Stated problem:
Please give the data below again in full, exactly as it stands.

***

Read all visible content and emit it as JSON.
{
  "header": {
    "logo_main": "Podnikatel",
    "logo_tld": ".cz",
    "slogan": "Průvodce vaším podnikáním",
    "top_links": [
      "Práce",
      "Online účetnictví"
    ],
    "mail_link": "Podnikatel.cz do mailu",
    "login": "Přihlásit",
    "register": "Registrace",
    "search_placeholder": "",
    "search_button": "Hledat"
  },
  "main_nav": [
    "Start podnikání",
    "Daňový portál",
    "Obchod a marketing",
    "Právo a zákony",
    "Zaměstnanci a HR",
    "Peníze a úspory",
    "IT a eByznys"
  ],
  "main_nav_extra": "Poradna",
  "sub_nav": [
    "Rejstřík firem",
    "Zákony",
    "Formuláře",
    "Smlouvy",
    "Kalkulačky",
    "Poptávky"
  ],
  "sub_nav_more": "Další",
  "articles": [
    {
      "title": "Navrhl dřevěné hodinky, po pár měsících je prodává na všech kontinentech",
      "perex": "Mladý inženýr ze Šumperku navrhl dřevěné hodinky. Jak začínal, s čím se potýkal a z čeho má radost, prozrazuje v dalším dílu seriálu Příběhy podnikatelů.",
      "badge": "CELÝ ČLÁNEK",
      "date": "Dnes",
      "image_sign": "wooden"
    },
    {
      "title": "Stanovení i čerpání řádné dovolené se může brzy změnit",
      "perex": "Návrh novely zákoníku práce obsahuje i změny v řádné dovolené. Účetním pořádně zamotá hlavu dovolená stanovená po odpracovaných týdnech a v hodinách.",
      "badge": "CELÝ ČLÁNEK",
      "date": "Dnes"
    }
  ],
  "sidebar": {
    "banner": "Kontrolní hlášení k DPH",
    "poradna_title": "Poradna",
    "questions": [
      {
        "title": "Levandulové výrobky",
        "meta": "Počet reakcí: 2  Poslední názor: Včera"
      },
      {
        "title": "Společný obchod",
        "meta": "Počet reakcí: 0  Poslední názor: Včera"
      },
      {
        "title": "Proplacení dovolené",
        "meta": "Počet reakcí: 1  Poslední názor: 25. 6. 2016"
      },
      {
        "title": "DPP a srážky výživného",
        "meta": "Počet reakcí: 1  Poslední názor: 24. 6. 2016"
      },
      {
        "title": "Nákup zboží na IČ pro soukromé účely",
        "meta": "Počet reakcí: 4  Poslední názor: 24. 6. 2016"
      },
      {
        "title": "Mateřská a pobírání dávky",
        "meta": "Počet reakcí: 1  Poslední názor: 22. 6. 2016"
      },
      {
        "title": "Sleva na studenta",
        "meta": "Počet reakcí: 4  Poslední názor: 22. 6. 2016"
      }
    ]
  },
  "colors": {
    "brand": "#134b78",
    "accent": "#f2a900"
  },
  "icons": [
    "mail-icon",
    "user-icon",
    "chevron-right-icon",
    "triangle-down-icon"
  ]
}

***

Solution:
Read all visible content and emit it as JSON.
{
  "header": {
    "logo_main": "Podnikatel",
    "logo_tld": ".cz",
    "slogan": "Průvodce vaším podnikáním",
    "top_links": [
      "Práce",
      "Online účetnictví"
    ],
    "mail_link": "Podnikatel.cz do mailu",
    "login": "Přihlásit",
    "register": "Registrace",
    "search_placeholder": "",
    "search_button": "Hledat"
  },
  "main_nav": [
    "Start podnikání",
    "Daňový portál",
    "Obchod a marketing",
    "Právo a zákony",
    "Zaměstnanci a HR",
    "Peníze a úspory",
    "IT a eByznys"
  ],
  "main_nav_extra": "Poradna",
  "sub_nav": [
    "Rejstřík firem",
    "Zákony",
    "Formuláře",
    "Smlouvy",
    "Kalkulačky",
    "Poptávky"
  ],
  "sub_nav_more": "Další",
  "articles": [
    {
      "title": "Navrhl dřevěné hodinky, po pár měsících je prodává na všech kontinentech",
      "perex": "Mladý inženýr ze Šumperku navrhl dřevěné hodinky. Jak začínal, s čím se potýkal a z čeho má radost, prozrazuje v dalším dílu seriálu Příběhy podnikatelů.",
      "badge": "CELÝ ČLÁNEK",
      "date": "Dnes",
      "image_sign": "wooden"
    },
    {
      "title": "Stanovení i čerpání řádné dovolené se může brzy změnit",
      "perex": "Návrh novely zákoníku práce obsahuje i změny v řádné dovolené. Účetním pořádně zamotá hlavu dovolená stanovená po odpracovaných týdnech a v hodinách.",
      "badge": "CELÝ ČLÁNEK",
      "date": "Dnes"
    }
  ],
  "sidebar": {
    "banner": "Kontrolní hlášení k DPH",
    "poradna_title": "Poradna",
    "questions": [
      {
        "title": "Levandulové výrobky",
        "meta": "Počet reakcí: 2  Poslední názor: Včera"
      },
      {
        "title": "Společný obchod",
        "meta": "Počet reakcí: 0  Poslední názor: Včera"
      },
      {
        "title": "Proplacení dovolené",
        "meta": "Počet reakcí: 1  Poslední názor: 25. 6. 2016"
      },
      {
        "title": "DPP a srážky výživného",
        "meta": "Počet reakcí: 1  Poslední názor: 24. 6. 2016"
      },
      {
        "title": "Nákup zboží na IČ pro soukromé účely",
        "meta": "Počet reakcí: 4  Poslední názor: 24. 6. 2016"
      },
      {
        "title": "Mateřská a pobírání dávky",
        "meta": "Počet reakcí: 1  Poslední názor: 22. 6. 2016"
      },
      {
        "title": "Sleva na studenta",
        "meta": "Počet reakcí: 4  Poslední názor: 22. 6. 2016"
      }
    ]
  },
  "colors": {
    "brand": "#134b78",
    "accent": "#f2a900"
  },
  "icons": [
    "mail-icon",
    "user-icon",
    "chevron-right-icon",
    "triangle-down-icon"
  ]
}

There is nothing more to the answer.